We instead rely on the Americans to do this. Then, they set up their branch plants in Canada, such as General Motors. Or their franchises of just about everything. And we non-capitalists work there. Remember the Quebec town that sued Wal-Mart for not having a store in that town? The town wanted Wal-Mart there, to employee its workers. And to be unionized..ahh..the sweet life. Why doesn't it occur to a Canadian to set up their own Wal-Mart?
The Liberals don't tell us the reason for our own inability to set up our own industries. We are taxed too heavily; we haven't developed an Investor Class who can finance the factories, the equipment, the long term input of monies required.
So, we work at Their Factories, and pay our enormous taxes. To fund our inadequate socialist services.
And something else. Canada rejects individualism. Our Charter focuses on groups. Identity groups. Linguistic groups (English and French). And all the other groupies. We don't acknowledge individual freedoms. We don't acknowledge the right and duty to think, question, analyze.
We are followers not innovators. We don't encourage or fund innovative research in Canada. Instead, the Evil Americans fund the research, which can years and years and millions of dollars. Then, we copy the drugs and sell them cheaply up in Canada. Because we are good and nice people. Oh - and also because we haven't invested the years and years and millions and millions...
We haven't developed our own industries; we've relied on American and foreign investment to do so. And, we've trapped ourselves. Our focus hasn't been on developing an industrial base but on developing a socialist worker's camp. So, we've allowed the Unions to move in and take complete control of the workforce.

DATASET SECTION ▸
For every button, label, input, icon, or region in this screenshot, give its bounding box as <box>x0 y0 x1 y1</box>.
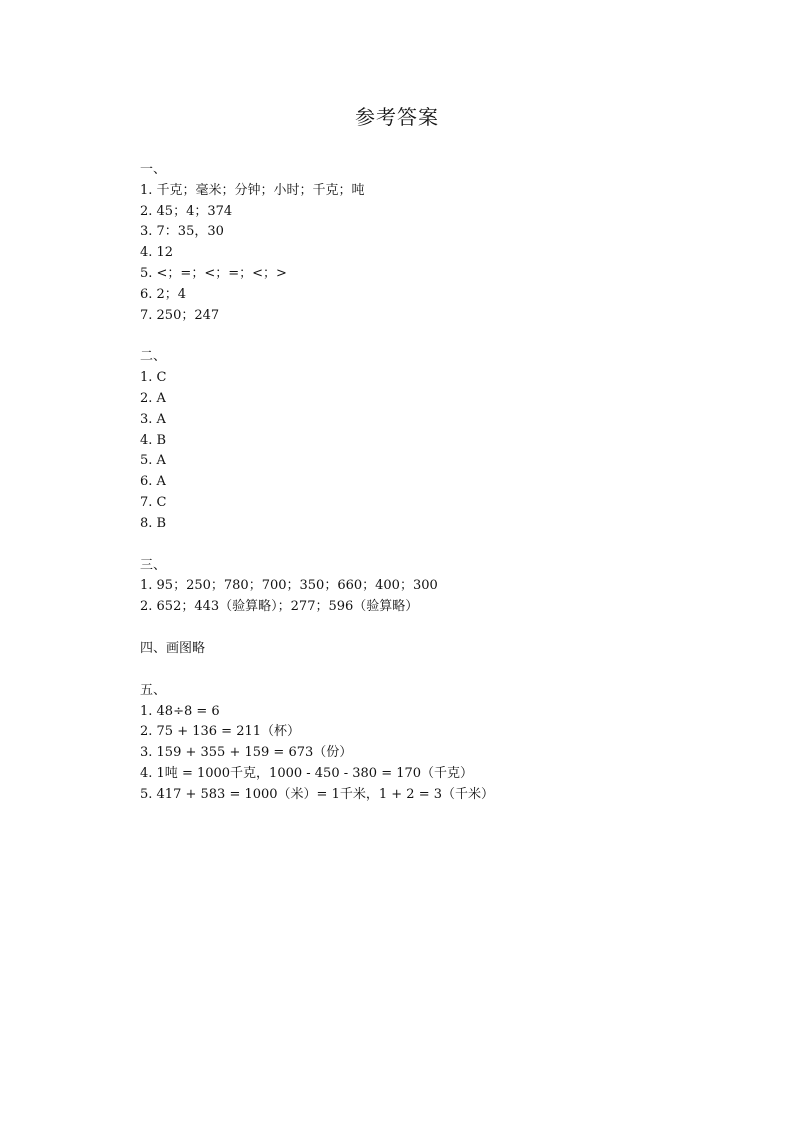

TASKS AND EXERCISES ▸
• a. According to the commentary on Canadian industry, which two linguistic groups does Canada's Charter focus on?
• b. Please continue the commentary on Canadian industry from the point where it stops.
The lines play no part in this.

RESPONSE LIST ▸
• a. English and French.

• b.
Once a union moves in, the focus moves from providng goods and services, to providing high wages and benefits to the employees. Result? To pay for those wages and benefits, the costs of the goods becomes non-competitive. The industry gets costlier and costlier to operate. The consumer isn't going to pay the high costs of those goods..and..we then have the Union bosses (Buzz Hargrove) insisting that the Canadian taxpayer step in and 'save' the GM automotive industries in Ontario.
Why do they need saving? Because the unions have forced up costs so high that the industry can't make them; no-one can afford those cars' real costs..they are non-competitive.
Canada's exports primarily (85%) go to the USA. No country in the world is as dependent on ONE consumer nation as is Canada. We expect and insist and demand that the US purchase our goods. Why should they? If they can be made more cheaply elsewhere?
The HRCs? They are the epitome of the Liberal control over Canadians. The HRAct and Section 13 effectively rejects individual reasoning, thought, questions. You aren't allowed to question someone about their group identity, because...heck..they might feel offended. But, removing this right-to-think and question beliefs and behaviours has a disastrous result.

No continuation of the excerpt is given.